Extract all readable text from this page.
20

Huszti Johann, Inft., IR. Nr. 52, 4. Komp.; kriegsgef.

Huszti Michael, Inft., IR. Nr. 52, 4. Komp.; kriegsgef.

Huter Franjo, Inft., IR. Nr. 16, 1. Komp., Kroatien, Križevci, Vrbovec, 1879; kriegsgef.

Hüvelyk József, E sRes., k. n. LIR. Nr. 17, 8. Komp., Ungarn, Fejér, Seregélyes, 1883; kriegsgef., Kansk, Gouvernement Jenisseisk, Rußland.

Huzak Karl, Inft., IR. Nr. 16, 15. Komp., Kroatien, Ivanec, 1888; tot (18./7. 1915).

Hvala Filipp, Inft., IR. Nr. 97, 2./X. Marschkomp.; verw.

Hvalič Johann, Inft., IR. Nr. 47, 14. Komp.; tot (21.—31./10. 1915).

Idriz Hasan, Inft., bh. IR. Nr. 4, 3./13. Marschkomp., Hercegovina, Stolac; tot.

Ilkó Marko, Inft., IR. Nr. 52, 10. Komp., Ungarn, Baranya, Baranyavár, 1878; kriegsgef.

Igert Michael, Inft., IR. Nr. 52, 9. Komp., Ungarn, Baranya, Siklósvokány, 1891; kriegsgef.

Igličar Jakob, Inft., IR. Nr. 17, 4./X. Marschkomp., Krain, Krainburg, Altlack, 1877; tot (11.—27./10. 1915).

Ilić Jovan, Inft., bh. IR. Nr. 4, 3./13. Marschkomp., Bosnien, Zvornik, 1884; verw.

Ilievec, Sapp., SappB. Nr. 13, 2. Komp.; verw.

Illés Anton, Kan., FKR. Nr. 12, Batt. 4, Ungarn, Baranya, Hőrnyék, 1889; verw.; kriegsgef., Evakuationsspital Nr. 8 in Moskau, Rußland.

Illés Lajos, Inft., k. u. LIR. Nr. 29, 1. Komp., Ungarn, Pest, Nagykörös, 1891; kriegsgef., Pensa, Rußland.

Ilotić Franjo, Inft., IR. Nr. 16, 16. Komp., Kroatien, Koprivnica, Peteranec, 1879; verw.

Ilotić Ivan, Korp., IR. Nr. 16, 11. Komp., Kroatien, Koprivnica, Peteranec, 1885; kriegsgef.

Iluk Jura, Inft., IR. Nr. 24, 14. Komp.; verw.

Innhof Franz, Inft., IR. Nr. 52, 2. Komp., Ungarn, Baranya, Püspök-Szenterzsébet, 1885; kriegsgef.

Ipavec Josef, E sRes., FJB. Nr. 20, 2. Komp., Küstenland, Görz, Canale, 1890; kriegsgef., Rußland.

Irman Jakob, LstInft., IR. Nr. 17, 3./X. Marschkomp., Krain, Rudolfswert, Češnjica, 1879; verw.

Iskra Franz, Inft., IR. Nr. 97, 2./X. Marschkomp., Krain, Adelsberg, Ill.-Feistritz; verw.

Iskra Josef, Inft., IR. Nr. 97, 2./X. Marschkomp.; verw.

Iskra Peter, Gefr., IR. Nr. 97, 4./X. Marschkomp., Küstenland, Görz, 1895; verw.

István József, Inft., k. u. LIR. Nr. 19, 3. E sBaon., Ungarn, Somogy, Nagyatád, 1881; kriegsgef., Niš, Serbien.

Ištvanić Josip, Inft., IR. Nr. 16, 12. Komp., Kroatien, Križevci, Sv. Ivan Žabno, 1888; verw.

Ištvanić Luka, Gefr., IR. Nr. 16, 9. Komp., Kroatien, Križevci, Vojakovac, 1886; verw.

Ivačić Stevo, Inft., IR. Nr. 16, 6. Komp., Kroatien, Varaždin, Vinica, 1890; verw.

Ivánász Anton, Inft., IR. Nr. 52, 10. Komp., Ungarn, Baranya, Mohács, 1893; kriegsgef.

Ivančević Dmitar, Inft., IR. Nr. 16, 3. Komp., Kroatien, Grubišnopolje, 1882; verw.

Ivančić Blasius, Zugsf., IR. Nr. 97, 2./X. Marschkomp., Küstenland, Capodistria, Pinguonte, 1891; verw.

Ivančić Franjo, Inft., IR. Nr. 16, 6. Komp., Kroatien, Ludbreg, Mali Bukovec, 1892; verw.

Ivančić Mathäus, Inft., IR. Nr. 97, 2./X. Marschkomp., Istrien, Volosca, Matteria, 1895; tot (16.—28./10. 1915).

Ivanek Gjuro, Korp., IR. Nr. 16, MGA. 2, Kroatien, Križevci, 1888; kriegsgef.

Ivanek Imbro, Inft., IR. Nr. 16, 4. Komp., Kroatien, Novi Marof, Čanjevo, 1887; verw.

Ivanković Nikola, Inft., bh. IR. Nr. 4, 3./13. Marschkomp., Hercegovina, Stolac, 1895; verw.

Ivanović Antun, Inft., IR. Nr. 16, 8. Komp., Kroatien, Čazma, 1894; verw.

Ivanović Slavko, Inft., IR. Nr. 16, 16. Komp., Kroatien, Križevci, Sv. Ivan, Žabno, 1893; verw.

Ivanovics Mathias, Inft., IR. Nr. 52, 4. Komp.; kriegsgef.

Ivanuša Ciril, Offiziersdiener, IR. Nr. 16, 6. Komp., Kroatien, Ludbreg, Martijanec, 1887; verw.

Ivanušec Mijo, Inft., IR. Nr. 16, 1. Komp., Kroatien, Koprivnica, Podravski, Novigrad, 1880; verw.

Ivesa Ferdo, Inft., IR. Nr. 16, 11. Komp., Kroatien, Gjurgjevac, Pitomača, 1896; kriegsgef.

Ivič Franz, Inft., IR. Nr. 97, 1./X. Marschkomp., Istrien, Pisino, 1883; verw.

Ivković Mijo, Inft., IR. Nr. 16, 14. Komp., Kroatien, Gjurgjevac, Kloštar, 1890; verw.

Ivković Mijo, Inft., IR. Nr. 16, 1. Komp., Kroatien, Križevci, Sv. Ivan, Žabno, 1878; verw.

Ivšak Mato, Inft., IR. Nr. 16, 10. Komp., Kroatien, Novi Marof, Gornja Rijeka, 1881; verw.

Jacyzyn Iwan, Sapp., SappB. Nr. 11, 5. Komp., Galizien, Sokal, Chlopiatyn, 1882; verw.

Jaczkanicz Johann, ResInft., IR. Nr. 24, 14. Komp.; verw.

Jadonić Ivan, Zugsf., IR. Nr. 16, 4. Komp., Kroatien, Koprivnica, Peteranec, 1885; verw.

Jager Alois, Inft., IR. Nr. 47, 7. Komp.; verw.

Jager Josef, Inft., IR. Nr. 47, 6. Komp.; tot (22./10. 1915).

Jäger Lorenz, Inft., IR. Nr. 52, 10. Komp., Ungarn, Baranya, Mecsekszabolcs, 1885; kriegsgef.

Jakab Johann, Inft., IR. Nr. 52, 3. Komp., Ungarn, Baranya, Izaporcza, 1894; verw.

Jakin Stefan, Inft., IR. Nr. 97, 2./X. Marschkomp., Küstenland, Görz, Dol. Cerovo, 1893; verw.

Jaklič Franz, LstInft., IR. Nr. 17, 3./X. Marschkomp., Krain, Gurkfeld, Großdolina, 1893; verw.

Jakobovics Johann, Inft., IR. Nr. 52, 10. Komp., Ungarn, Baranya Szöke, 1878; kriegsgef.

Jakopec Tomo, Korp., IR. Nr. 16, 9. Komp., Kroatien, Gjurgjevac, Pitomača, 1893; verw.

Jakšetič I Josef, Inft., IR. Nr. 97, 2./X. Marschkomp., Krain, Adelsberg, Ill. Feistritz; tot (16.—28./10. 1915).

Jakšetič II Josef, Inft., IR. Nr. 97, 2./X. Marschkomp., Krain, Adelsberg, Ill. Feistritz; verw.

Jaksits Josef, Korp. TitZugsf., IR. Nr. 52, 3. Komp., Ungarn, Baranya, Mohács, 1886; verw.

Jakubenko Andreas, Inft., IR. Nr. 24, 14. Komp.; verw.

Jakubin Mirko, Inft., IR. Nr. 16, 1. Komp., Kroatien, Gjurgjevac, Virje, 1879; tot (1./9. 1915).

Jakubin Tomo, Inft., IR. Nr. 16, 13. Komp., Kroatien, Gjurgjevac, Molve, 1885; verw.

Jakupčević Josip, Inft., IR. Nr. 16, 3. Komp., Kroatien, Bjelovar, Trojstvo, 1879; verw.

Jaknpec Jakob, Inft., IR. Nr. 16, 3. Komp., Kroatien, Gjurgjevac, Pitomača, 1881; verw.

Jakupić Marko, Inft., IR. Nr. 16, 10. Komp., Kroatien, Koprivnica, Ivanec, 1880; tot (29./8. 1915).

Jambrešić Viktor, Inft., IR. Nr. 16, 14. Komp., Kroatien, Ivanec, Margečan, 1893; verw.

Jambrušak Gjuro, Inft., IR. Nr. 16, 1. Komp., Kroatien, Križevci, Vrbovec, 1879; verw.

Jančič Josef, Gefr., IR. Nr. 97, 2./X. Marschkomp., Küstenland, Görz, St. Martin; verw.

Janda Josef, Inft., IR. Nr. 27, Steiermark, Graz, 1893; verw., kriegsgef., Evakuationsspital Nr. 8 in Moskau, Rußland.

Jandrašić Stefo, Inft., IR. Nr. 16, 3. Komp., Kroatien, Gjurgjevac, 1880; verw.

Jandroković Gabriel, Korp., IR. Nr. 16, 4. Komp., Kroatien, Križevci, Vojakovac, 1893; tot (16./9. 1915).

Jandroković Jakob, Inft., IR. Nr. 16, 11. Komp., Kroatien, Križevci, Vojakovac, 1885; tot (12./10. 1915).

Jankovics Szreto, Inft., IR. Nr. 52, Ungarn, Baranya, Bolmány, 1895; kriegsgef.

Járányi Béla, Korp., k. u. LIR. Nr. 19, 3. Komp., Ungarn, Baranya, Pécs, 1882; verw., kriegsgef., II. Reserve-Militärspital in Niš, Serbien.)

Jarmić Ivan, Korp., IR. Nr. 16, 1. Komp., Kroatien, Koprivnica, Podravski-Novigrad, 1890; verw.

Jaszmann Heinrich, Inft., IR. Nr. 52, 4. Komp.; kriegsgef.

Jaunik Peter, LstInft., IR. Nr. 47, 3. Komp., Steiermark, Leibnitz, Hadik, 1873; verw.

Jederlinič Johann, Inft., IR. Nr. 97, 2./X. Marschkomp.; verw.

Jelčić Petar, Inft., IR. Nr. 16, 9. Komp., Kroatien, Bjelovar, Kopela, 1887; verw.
====
» The task:
Find the word "sRes" in the data and copy out each line where it turns up.

» Response:
Hüvelyk József, E sRes., k. n. LIR. Nr. 17, 8. Komp., Ungarn, Fejér, Seregélyes, 1883; kriegsgef., Kansk, Gouvernement Jenisseisk, Rußland.
Ipavec Josef, E sRes., FJB. Nr. 20, 2. Komp., Küstenland, Görz, Canale, 1890; kriegsgef., Rußland.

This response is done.